*What you should do:*
Don't copy the pictures; return every other part of the records exactly.

— begin Data rows —

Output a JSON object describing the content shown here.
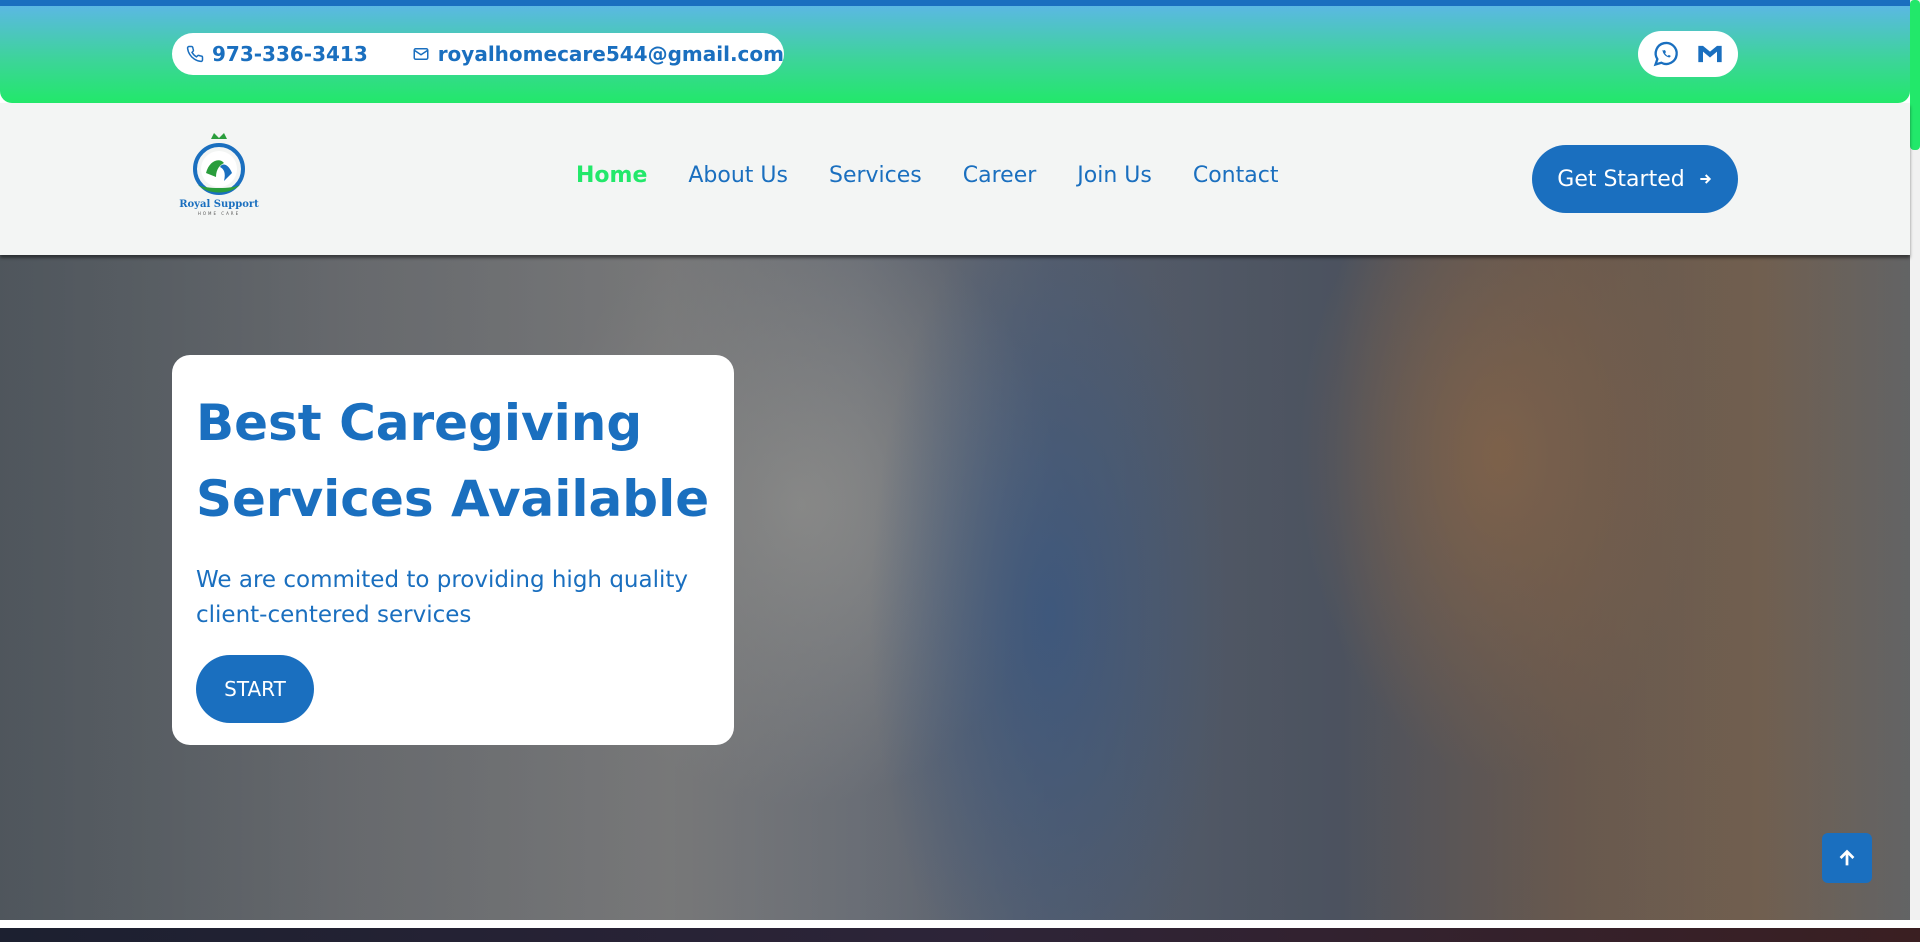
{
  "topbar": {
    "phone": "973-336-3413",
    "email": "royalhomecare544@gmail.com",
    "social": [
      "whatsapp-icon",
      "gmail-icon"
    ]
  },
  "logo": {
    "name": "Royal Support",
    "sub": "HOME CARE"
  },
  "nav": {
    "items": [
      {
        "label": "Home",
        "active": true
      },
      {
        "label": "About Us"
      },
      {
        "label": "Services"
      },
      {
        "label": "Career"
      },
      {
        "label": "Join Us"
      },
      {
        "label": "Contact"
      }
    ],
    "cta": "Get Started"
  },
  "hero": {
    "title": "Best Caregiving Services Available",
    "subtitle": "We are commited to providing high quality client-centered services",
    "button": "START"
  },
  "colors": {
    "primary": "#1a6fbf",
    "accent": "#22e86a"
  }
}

— end Data rows —

*Right answer:*
Output a JSON object describing the content shown here.
{
  "topbar": {
    "phone": "973-336-3413",
    "email": "royalhomecare544@gmail.com",
    "social": [
      "whatsapp-icon",
      "gmail-icon"
    ]
  },
  "logo": {
    "name": "Royal Support",
    "sub": "HOME CARE"
  },
  "nav": {
    "items": [
      {
        "label": "Home",
        "active": true
      },
      {
        "label": "About Us"
      },
      {
        "label": "Services"
      },
      {
        "label": "Career"
      },
      {
        "label": "Join Us"
      },
      {
        "label": "Contact"
      }
    ],
    "cta": "Get Started"
  },
  "hero": {
    "title": "Best Caregiving Services Available",
    "subtitle": "We are commited to providing high quality client-centered services",
    "button": "START"
  },
  "colors": {
    "primary": "#1a6fbf",
    "accent": "#22e86a"
  }
}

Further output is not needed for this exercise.